[Records from a data collection]
□ □ □

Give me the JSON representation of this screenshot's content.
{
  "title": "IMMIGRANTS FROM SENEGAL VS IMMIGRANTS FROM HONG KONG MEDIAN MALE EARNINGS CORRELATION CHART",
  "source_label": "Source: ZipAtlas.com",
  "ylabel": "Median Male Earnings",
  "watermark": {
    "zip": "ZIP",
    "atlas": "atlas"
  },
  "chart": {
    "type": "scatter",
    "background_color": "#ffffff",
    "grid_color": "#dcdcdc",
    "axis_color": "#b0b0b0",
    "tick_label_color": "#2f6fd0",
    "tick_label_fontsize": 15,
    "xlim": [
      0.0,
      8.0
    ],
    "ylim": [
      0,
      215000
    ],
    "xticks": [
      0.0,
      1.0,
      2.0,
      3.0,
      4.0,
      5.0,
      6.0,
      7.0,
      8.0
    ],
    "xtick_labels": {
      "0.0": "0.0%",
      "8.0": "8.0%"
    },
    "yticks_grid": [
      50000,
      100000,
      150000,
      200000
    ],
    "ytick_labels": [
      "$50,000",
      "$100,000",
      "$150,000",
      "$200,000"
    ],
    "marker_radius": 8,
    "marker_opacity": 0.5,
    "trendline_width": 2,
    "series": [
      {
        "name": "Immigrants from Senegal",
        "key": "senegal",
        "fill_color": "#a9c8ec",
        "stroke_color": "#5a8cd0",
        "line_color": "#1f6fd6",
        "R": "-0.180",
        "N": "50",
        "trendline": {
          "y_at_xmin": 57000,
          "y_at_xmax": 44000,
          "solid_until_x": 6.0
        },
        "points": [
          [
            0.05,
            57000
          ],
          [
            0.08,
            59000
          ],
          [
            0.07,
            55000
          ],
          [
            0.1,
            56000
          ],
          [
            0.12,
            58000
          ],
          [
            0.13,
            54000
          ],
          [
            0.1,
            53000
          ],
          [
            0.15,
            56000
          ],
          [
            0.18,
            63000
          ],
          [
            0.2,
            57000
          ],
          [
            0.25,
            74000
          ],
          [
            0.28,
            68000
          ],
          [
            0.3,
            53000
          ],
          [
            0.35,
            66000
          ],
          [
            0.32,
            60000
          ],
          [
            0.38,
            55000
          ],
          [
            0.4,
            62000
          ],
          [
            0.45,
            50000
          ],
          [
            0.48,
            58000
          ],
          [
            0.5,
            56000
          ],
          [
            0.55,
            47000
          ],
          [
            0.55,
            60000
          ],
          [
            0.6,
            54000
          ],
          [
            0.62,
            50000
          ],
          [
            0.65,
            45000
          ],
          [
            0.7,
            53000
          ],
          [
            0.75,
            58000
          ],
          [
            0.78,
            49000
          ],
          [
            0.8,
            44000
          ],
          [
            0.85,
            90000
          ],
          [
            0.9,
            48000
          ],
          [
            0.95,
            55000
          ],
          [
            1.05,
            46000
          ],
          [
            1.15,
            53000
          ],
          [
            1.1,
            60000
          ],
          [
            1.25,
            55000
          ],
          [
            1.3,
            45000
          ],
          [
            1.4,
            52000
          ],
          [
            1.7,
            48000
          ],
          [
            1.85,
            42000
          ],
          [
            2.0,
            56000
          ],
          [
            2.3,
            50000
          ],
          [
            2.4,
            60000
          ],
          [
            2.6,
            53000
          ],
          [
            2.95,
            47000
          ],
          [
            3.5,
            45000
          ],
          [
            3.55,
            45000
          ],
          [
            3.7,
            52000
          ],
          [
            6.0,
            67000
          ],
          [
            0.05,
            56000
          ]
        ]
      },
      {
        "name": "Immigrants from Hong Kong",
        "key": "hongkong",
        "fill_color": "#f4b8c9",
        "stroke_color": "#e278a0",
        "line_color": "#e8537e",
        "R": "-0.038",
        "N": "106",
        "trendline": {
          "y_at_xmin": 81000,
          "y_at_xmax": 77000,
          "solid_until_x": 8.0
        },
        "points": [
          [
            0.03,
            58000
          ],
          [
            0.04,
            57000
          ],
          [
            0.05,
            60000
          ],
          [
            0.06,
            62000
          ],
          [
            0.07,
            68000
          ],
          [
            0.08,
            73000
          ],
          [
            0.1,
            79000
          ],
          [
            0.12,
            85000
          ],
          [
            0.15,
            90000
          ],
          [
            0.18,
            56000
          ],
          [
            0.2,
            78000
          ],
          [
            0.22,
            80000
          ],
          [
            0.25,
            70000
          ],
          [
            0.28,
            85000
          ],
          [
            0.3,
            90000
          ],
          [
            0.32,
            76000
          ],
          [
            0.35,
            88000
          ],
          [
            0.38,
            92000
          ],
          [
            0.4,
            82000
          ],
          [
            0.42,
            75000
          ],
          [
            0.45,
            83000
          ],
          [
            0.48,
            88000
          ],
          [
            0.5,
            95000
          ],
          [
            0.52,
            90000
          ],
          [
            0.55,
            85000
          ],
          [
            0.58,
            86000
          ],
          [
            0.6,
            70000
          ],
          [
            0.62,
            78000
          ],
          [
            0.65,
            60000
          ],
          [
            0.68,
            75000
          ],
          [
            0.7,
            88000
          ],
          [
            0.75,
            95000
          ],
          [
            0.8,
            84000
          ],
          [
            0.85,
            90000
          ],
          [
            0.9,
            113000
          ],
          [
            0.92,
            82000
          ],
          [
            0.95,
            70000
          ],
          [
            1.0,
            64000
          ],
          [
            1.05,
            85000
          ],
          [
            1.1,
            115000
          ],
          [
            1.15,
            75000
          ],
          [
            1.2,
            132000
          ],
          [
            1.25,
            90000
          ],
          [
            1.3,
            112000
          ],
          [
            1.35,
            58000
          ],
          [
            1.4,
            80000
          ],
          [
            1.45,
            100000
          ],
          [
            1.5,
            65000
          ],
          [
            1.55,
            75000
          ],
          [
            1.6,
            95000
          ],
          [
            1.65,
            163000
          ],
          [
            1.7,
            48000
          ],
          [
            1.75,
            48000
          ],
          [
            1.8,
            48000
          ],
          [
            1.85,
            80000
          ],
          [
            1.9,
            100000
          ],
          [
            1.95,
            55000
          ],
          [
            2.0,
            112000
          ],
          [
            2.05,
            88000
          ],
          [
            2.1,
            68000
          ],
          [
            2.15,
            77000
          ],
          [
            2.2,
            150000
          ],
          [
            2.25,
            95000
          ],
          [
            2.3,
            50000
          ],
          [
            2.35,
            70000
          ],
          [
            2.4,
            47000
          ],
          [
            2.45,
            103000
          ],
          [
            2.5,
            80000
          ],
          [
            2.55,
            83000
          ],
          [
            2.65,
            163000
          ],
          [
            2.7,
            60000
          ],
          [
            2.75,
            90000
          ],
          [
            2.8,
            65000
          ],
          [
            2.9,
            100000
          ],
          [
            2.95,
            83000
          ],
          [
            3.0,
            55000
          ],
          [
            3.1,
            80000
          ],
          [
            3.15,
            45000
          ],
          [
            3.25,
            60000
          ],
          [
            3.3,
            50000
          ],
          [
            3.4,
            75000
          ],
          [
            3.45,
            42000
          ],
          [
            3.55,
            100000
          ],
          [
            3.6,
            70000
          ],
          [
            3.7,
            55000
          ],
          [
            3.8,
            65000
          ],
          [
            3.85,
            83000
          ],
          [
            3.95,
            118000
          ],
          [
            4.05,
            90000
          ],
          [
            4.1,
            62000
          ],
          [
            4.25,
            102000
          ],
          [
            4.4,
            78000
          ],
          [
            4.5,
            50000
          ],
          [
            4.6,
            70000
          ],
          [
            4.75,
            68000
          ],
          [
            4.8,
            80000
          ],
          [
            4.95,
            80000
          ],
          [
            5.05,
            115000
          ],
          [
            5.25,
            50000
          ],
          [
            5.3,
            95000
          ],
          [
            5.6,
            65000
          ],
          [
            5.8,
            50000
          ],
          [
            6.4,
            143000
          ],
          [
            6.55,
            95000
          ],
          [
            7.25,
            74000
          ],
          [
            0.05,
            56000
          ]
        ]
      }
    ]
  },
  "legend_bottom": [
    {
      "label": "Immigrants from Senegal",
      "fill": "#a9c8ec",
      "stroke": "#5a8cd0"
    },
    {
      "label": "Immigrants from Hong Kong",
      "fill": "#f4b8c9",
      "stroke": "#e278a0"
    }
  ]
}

□ □ □

Instructions to follow. Go through the records and copy each line with "name" in it.

Expected answer.
        "name": "Immigrants from Senegal",
        "name": "Immigrants from Hong Kong",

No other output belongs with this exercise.